***** MATERIAL TO PROCESS *****

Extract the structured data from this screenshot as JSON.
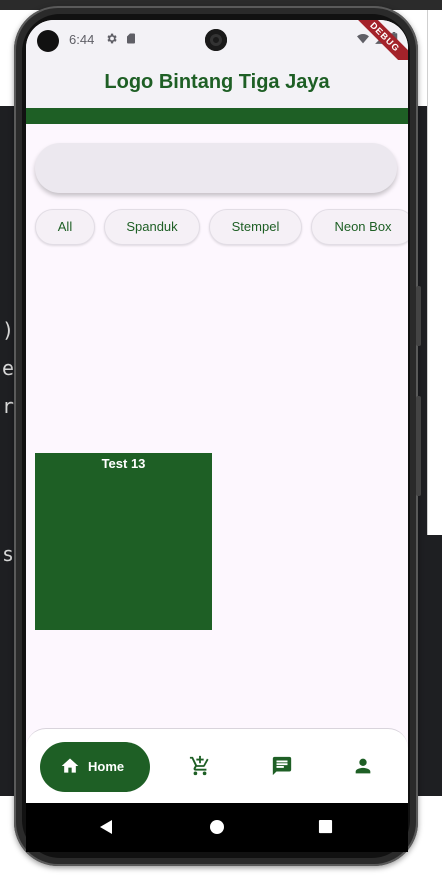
{
  "host": {
    "code_fragments": [
      ")",
      "e",
      "r",
      "s"
    ]
  },
  "status_bar": {
    "time": "6:44",
    "debug_banner": "DEBUG"
  },
  "app_bar": {
    "title": "Logo Bintang Tiga Jaya"
  },
  "search": {
    "value": "",
    "placeholder": ""
  },
  "categories": [
    {
      "label": "All"
    },
    {
      "label": "Spanduk"
    },
    {
      "label": "Stempel"
    },
    {
      "label": "Neon Box"
    }
  ],
  "products": [
    {
      "title": "Test 13"
    }
  ],
  "bottom_nav": {
    "items": [
      {
        "label": "Home",
        "icon": "home-icon",
        "active": true
      },
      {
        "label": "",
        "icon": "cart-icon",
        "active": false
      },
      {
        "label": "",
        "icon": "chat-icon",
        "active": false
      },
      {
        "label": "",
        "icon": "person-icon",
        "active": false
      }
    ]
  },
  "colors": {
    "primary_green": "#1e5f25",
    "surface": "#fdf7fe",
    "app_bar_bg": "#f3f2f6",
    "chip_bg": "#f5f0f6",
    "debug_red": "#a3222a"
  }
}
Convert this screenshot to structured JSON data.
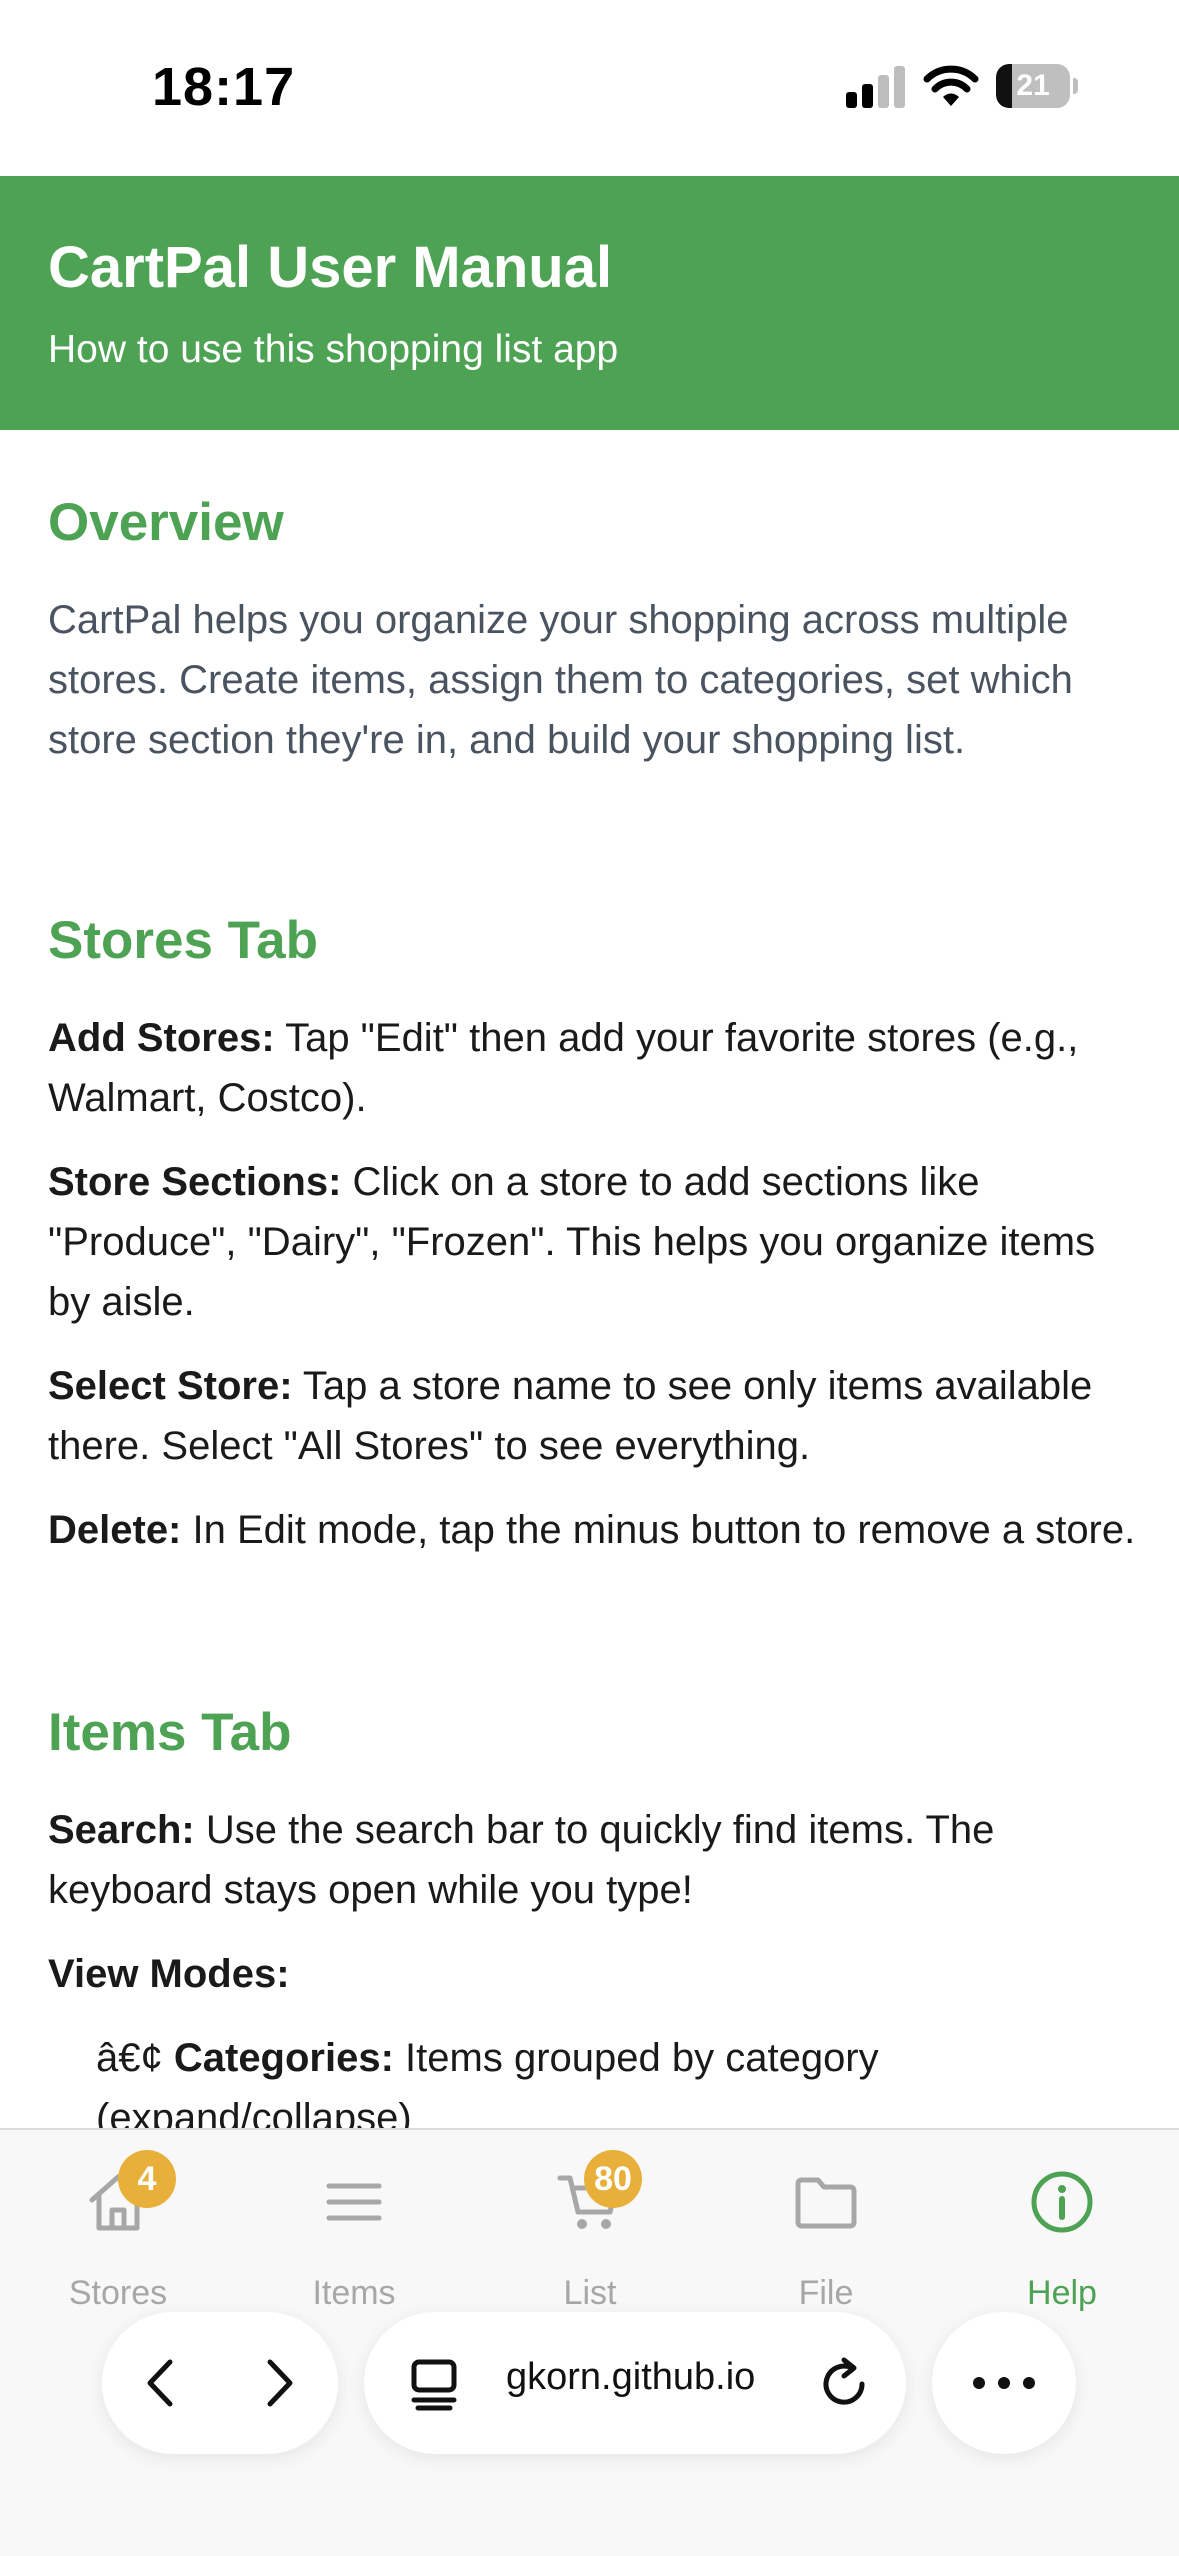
{
  "status": {
    "time": "18:17",
    "battery": "21",
    "battery_level": 0.21
  },
  "header": {
    "title": "CartPal User Manual",
    "subtitle": "How to use this shopping list app",
    "color": "#4ea254"
  },
  "sections": {
    "overview": {
      "heading": "Overview",
      "body": "CartPal helps you organize your shopping across multiple stores. Create items, assign them to categories, set which store section they're in, and build your shopping list."
    },
    "stores": {
      "heading": "Stores Tab",
      "items": [
        {
          "term": "Add Stores:",
          "text": " Tap \"Edit\" then add your favorite stores (e.g., Walmart, Costco)."
        },
        {
          "term": "Store Sections:",
          "text": " Click on a store to add sections like \"Produce\", \"Dairy\", \"Frozen\". This helps you organize items by aisle."
        },
        {
          "term": "Select Store:",
          "text": " Tap a store name to see only items available there. Select \"All Stores\" to see everything."
        },
        {
          "term": "Delete:",
          "text": " In Edit mode, tap the minus button to remove a store."
        }
      ]
    },
    "items": {
      "heading": "Items Tab",
      "search_term": "Search:",
      "search_text": " Use the search bar to quickly find items. The keyboard stays open while you type!",
      "view_modes": "View Modes:",
      "bullet_prefix": "â€¢ ",
      "bullet_term": "Categories:",
      "bullet_text": " Items grouped by category (expand/collapse)"
    }
  },
  "tabs": [
    {
      "label": "Stores",
      "icon": "home-icon",
      "badge": "4"
    },
    {
      "label": "Items",
      "icon": "list-icon"
    },
    {
      "label": "List",
      "icon": "cart-icon",
      "badge": "80"
    },
    {
      "label": "File",
      "icon": "folder-icon"
    },
    {
      "label": "Help",
      "icon": "info-icon",
      "active": true
    }
  ],
  "browser": {
    "url": "gkorn.github.io"
  }
}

*****

DIRECTIONS — From the records above, pull out each line that has "Select".

FINAL ANSWER —
          "term": "Select Store:",
          "text": " Tap a store name to see only items available there. Select \"All Stores\" to see everything."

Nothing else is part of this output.